**Set exercise**
Give every line below again, exactly.

**Source records**
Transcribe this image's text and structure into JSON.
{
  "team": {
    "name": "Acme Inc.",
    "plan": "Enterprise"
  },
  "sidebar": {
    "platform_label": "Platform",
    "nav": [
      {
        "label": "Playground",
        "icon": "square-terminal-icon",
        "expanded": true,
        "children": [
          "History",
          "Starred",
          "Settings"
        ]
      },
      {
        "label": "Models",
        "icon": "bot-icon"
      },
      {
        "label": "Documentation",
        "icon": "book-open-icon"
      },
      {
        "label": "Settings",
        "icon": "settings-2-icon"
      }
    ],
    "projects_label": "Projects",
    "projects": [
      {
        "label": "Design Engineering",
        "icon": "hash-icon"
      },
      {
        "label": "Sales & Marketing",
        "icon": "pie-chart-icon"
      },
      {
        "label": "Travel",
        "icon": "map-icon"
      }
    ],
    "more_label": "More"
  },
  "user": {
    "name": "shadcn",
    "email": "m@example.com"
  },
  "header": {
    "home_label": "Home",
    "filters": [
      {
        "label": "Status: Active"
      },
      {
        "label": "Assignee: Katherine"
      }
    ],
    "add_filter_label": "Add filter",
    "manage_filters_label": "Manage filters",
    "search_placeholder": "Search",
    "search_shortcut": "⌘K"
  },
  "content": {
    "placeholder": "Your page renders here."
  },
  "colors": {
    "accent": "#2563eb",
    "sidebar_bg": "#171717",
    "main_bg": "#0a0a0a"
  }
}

**Result of this task**
Transcribe this image's text and structure into JSON.
{
  "team": {
    "name": "Acme Inc.",
    "plan": "Enterprise"
  },
  "sidebar": {
    "platform_label": "Platform",
    "nav": [
      {
        "label": "Playground",
        "icon": "square-terminal-icon",
        "expanded": true,
        "children": [
          "History",
          "Starred",
          "Settings"
        ]
      },
      {
        "label": "Models",
        "icon": "bot-icon"
      },
      {
        "label": "Documentation",
        "icon": "book-open-icon"
      },
      {
        "label": "Settings",
        "icon": "settings-2-icon"
      }
    ],
    "projects_label": "Projects",
    "projects": [
      {
        "label": "Design Engineering",
        "icon": "hash-icon"
      },
      {
        "label": "Sales & Marketing",
        "icon": "pie-chart-icon"
      },
      {
        "label": "Travel",
        "icon": "map-icon"
      }
    ],
    "more_label": "More"
  },
  "user": {
    "name": "shadcn",
    "email": "m@example.com"
  },
  "header": {
    "home_label": "Home",
    "filters": [
      {
        "label": "Status: Active"
      },
      {
        "label": "Assignee: Katherine"
      }
    ],
    "add_filter_label": "Add filter",
    "manage_filters_label": "Manage filters",
    "search_placeholder": "Search",
    "search_shortcut": "⌘K"
  },
  "content": {
    "placeholder": "Your page renders here."
  },
  "colors": {
    "accent": "#2563eb",
    "sidebar_bg": "#171717",
    "main_bg": "#0a0a0a"
  }
}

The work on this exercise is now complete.